— BEGIN —

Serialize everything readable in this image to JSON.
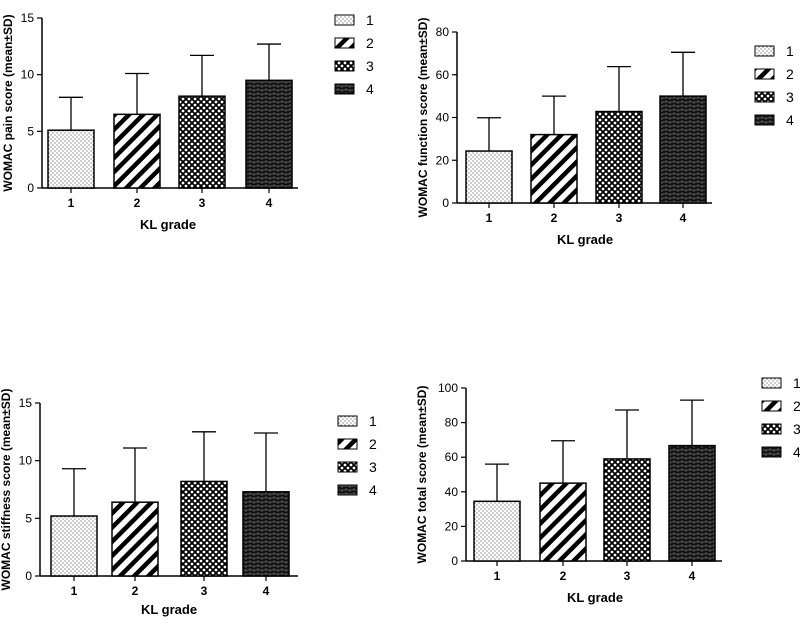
{
  "chart_data": [
    {
      "type": "bar",
      "ylabel": "WOMAC pain score (mean±SD)",
      "xlabel": "KL grade",
      "categories": [
        "1",
        "2",
        "3",
        "4"
      ],
      "values": [
        5.1,
        6.5,
        8.1,
        9.5
      ],
      "sd": [
        2.9,
        3.6,
        3.6,
        3.2
      ],
      "ylim": [
        0,
        15
      ],
      "yticks": [
        0,
        5,
        10,
        15
      ],
      "legend": [
        "1",
        "2",
        "3",
        "4"
      ],
      "patterns": [
        "dots",
        "diag",
        "cross",
        "brick"
      ]
    },
    {
      "type": "bar",
      "ylabel": "WOMAC function score (mean±SD)",
      "xlabel": "KL grade",
      "categories": [
        "1",
        "2",
        "3",
        "4"
      ],
      "values": [
        24.3,
        32.0,
        42.8,
        50.0
      ],
      "sd": [
        15.6,
        18.0,
        21.0,
        20.5
      ],
      "ylim": [
        0,
        80
      ],
      "yticks": [
        0,
        20,
        40,
        60,
        80
      ],
      "legend": [
        "1",
        "2",
        "3",
        "4"
      ],
      "patterns": [
        "dots",
        "diag",
        "cross",
        "brick"
      ]
    },
    {
      "type": "bar",
      "ylabel": "WOMAC stiffness score (mean±SD)",
      "xlabel": "KL grade",
      "categories": [
        "1",
        "2",
        "3",
        "4"
      ],
      "values": [
        5.2,
        6.4,
        8.2,
        7.3
      ],
      "sd": [
        4.1,
        4.7,
        4.3,
        5.1
      ],
      "ylim": [
        0,
        15
      ],
      "yticks": [
        0,
        5,
        10,
        15
      ],
      "legend": [
        "1",
        "2",
        "3",
        "4"
      ],
      "patterns": [
        "dots",
        "diag",
        "cross",
        "brick"
      ]
    },
    {
      "type": "bar",
      "ylabel": "WOMAC total score (mean±SD)",
      "xlabel": "KL grade",
      "categories": [
        "1",
        "2",
        "3",
        "4"
      ],
      "values": [
        34.5,
        45.0,
        59.0,
        66.7
      ],
      "sd": [
        21.5,
        24.5,
        28.3,
        26.3
      ],
      "ylim": [
        0,
        100
      ],
      "yticks": [
        0,
        20,
        40,
        60,
        80,
        100
      ],
      "legend": [
        "1",
        "2",
        "3",
        "4"
      ],
      "patterns": [
        "dots",
        "diag",
        "cross",
        "brick"
      ]
    }
  ]
}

— END —

## Requirement
Show the lines of the material that contain the word "WOMAC".

## Reply to the task
      "ylabel": "WOMAC pain score (mean±SD)",
      "ylabel": "WOMAC function score (mean±SD)",
      "ylabel": "WOMAC stiffness score (mean±SD)",
      "ylabel": "WOMAC total score (mean±SD)",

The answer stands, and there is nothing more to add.